Exercise brief: Restate the whole listing word for word. Pictures are left out.
########################################
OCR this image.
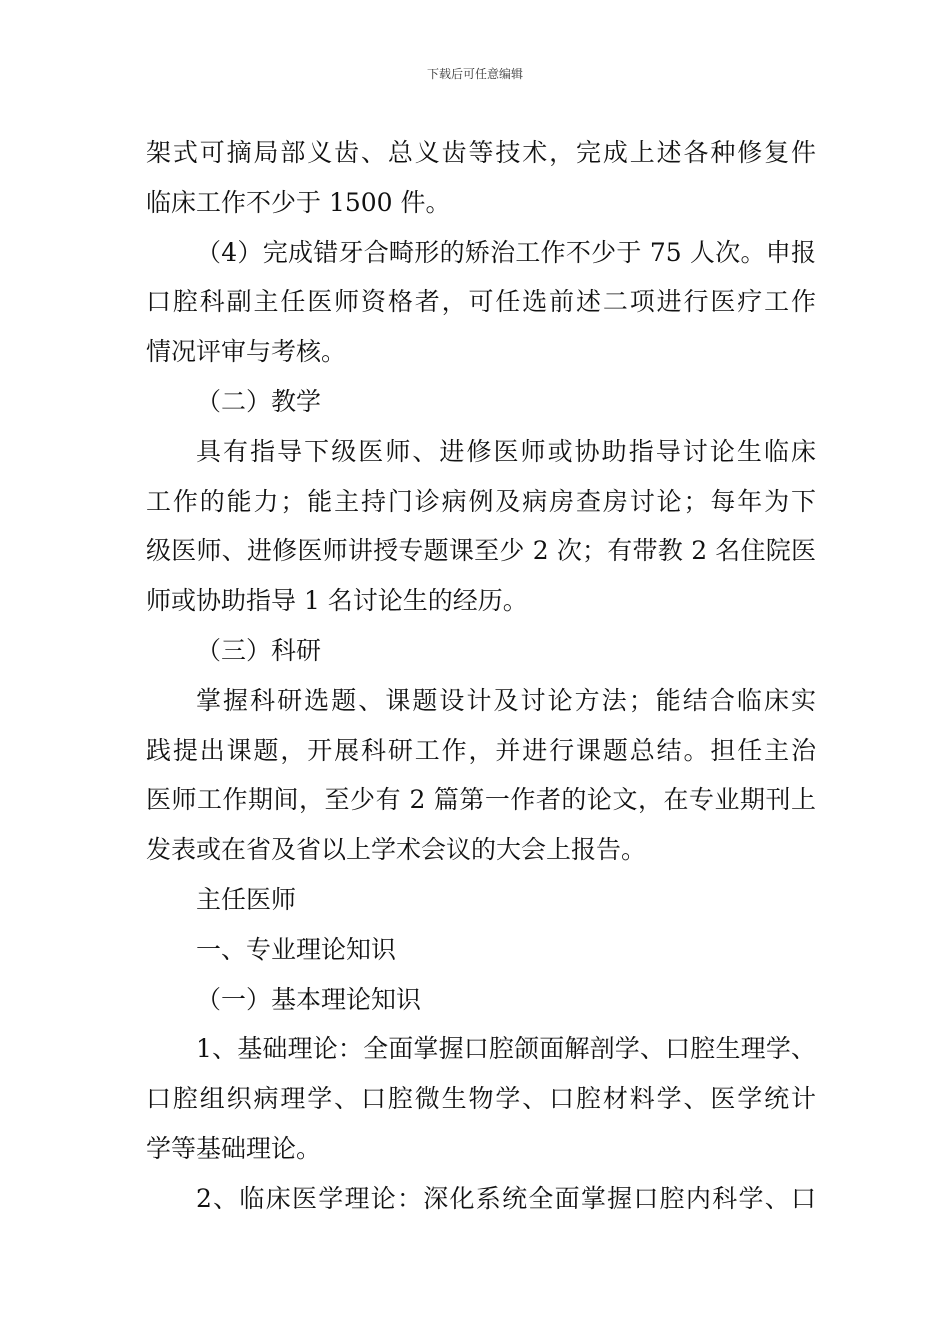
下载后可任意编辑
架式可摘局部义齿、总义齿等技术，完成上述各种修复件
临床工作不少于 1500 件。
（4）完成错牙合畸形的矫治工作不少于 75 人次。申报
口腔科副主任医师资格者，可任选前述二项进行医疗工作
情况评审与考核。
（二）教学
具有指导下级医师、进修医师或协助指导讨论生临床
工作的能力；能主持门诊病例及病房查房讨论；每年为下
级医师、进修医师讲授专题课至少 2 次；有带教 2 名住院医
师或协助指导 1 名讨论生的经历。
（三）科研
掌握科研选题、课题设计及讨论方法；能结合临床实
践提出课题，开展科研工作，并进行课题总结。担任主治
医师工作期间，至少有 2 篇第一作者的论文，在专业期刊上
发表或在省及省以上学术会议的大会上报告。
主任医师
一、专业理论知识
（一）基本理论知识
1、基础理论：全面掌握口腔颌面解剖学、口腔生理学、
口腔组织病理学、口腔微生物学、口腔材料学、医学统计
学等基础理论。
2、临床医学理论：深化系统全面掌握口腔内科学、口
########################################
Task solution:
OCR this image.
下载后可任意编辑
架式可摘局部义齿、总义齿等技术，完成上述各种修复件
临床工作不少于 1500 件。
（4）完成错牙合畸形的矫治工作不少于 75 人次。申报
口腔科副主任医师资格者，可任选前述二项进行医疗工作
情况评审与考核。
（二）教学
具有指导下级医师、进修医师或协助指导讨论生临床
工作的能力；能主持门诊病例及病房查房讨论；每年为下
级医师、进修医师讲授专题课至少 2 次；有带教 2 名住院医
师或协助指导 1 名讨论生的经历。
（三）科研
掌握科研选题、课题设计及讨论方法；能结合临床实
践提出课题，开展科研工作，并进行课题总结。担任主治
医师工作期间，至少有 2 篇第一作者的论文，在专业期刊上
发表或在省及省以上学术会议的大会上报告。
主任医师
一、专业理论知识
（一）基本理论知识
1、基础理论：全面掌握口腔颌面解剖学、口腔生理学、
口腔组织病理学、口腔微生物学、口腔材料学、医学统计
学等基础理论。
2、临床医学理论：深化系统全面掌握口腔内科学、口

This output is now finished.